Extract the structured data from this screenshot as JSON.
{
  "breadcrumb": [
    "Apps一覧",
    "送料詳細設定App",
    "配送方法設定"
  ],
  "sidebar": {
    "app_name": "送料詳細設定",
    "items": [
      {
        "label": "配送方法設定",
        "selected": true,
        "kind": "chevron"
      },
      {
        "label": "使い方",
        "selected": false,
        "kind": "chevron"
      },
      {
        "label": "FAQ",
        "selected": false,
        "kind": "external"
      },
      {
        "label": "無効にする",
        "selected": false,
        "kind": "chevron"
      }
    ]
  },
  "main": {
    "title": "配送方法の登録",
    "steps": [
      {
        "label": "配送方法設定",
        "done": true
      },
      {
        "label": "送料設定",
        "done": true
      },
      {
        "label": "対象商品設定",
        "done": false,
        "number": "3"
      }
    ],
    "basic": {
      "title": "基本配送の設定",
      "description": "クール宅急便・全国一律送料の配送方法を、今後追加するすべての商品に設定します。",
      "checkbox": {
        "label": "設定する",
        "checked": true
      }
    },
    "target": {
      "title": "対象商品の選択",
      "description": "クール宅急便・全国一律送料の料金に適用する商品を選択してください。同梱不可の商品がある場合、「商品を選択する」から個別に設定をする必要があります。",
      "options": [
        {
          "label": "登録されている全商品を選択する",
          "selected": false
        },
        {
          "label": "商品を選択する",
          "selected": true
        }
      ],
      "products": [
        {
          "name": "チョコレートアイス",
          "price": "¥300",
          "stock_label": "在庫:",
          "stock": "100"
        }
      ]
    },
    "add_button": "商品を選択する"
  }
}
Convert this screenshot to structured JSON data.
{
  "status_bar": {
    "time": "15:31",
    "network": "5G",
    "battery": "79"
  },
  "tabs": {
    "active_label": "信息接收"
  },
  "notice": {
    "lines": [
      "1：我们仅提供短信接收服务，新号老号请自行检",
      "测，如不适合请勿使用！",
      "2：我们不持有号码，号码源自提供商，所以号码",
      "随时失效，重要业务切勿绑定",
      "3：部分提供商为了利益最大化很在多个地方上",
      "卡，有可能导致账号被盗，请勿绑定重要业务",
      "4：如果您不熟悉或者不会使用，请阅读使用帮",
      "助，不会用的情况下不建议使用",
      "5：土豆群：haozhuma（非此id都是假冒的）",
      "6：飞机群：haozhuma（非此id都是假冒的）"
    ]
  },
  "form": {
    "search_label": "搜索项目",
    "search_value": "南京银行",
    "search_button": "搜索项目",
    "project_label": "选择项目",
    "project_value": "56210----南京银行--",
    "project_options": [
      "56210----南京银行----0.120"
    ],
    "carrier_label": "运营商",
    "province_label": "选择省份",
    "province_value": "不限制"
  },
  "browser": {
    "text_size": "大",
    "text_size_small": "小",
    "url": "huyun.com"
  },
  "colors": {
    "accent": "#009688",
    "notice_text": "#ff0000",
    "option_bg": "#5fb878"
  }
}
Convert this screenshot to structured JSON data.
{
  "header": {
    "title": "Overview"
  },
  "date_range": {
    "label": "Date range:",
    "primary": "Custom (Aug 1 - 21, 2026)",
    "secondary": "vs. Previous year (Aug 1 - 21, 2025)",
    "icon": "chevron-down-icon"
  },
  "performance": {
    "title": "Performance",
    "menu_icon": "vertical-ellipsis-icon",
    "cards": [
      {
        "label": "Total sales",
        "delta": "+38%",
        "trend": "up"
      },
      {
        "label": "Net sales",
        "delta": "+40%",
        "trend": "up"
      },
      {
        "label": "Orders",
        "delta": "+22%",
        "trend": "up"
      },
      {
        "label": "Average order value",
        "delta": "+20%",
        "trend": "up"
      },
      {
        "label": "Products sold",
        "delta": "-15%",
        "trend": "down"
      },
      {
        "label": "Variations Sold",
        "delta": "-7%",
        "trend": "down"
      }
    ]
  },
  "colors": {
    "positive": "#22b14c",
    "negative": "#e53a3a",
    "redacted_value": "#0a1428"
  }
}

Aim –
Print again each line of the listing above, exactly as it appears.

Expected answer –
Extract the structured data from this screenshot as JSON.
{
  "breadcrumb": [
    "Apps一覧",
    "送料詳細設定App",
    "配送方法設定"
  ],
  "sidebar": {
    "app_name": "送料詳細設定",
    "items": [
      {
        "label": "配送方法設定",
        "selected": true,
        "kind": "chevron"
      },
      {
        "label": "使い方",
        "selected": false,
        "kind": "chevron"
      },
      {
        "label": "FAQ",
        "selected": false,
        "kind": "external"
      },
      {
        "label": "無効にする",
        "selected": false,
        "kind": "chevron"
      }
    ]
  },
  "main": {
    "title": "配送方法の登録",
    "steps": [
      {
        "label": "配送方法設定",
        "done": true
      },
      {
        "label": "送料設定",
        "done": true
      },
      {
        "label": "対象商品設定",
        "done": false,
        "number": "3"
      }
    ],
    "basic": {
      "title": "基本配送の設定",
      "description": "クール宅急便・全国一律送料の配送方法を、今後追加するすべての商品に設定します。",
      "checkbox": {
        "label": "設定する",
        "checked": true
      }
    },
    "target": {
      "title": "対象商品の選択",
      "description": "クール宅急便・全国一律送料の料金に適用する商品を選択してください。同梱不可の商品がある場合、「商品を選択する」から個別に設定をする必要があります。",
      "options": [
        {
          "label": "登録されている全商品を選択する",
          "selected": false
        },
        {
          "label": "商品を選択する",
          "selected": true
        }
      ],
      "products": [
        {
          "name": "チョコレートアイス",
          "price": "¥300",
          "stock_label": "在庫:",
          "stock": "100"
        }
      ]
    },
    "add_button": "商品を選択する"
  }
}
Convert this screenshot to structured JSON data.
{
  "status_bar": {
    "time": "15:31",
    "network": "5G",
    "battery": "79"
  },
  "tabs": {
    "active_label": "信息接收"
  },
  "notice": {
    "lines": [
      "1：我们仅提供短信接收服务，新号老号请自行检",
      "测，如不适合请勿使用！",
      "2：我们不持有号码，号码源自提供商，所以号码",
      "随时失效，重要业务切勿绑定",
      "3：部分提供商为了利益最大化很在多个地方上",
      "卡，有可能导致账号被盗，请勿绑定重要业务",
      "4：如果您不熟悉或者不会使用，请阅读使用帮",
      "助，不会用的情况下不建议使用",
      "5：土豆群：haozhuma（非此id都是假冒的）",
      "6：飞机群：haozhuma（非此id都是假冒的）"
    ]
  },
  "form": {
    "search_label": "搜索项目",
    "search_value": "南京银行",
    "search_button": "搜索项目",
    "project_label": "选择项目",
    "project_value": "56210----南京银行--",
    "project_options": [
      "56210----南京银行----0.120"
    ],
    "carrier_label": "运营商",
    "province_label": "选择省份",
    "province_value": "不限制"
  },
  "browser": {
    "text_size": "大",
    "text_size_small": "小",
    "url": "huyun.com"
  },
  "colors": {
    "accent": "#009688",
    "notice_text": "#ff0000",
    "option_bg": "#5fb878"
  }
}
Convert this screenshot to structured JSON data.
{
  "header": {
    "title": "Overview"
  },
  "date_range": {
    "label": "Date range:",
    "primary": "Custom (Aug 1 - 21, 2026)",
    "secondary": "vs. Previous year (Aug 1 - 21, 2025)",
    "icon": "chevron-down-icon"
  },
  "performance": {
    "title": "Performance",
    "menu_icon": "vertical-ellipsis-icon",
    "cards": [
      {
        "label": "Total sales",
        "delta": "+38%",
        "trend": "up"
      },
      {
        "label": "Net sales",
        "delta": "+40%",
        "trend": "up"
      },
      {
        "label": "Orders",
        "delta": "+22%",
        "trend": "up"
      },
      {
        "label": "Average order value",
        "delta": "+20%",
        "trend": "up"
      },
      {
        "label": "Products sold",
        "delta": "-15%",
        "trend": "down"
      },
      {
        "label": "Variations Sold",
        "delta": "-7%",
        "trend": "down"
      }
    ]
  },
  "colors": {
    "positive": "#22b14c",
    "negative": "#e53a3a",
    "redacted_value": "#0a1428"
  }
}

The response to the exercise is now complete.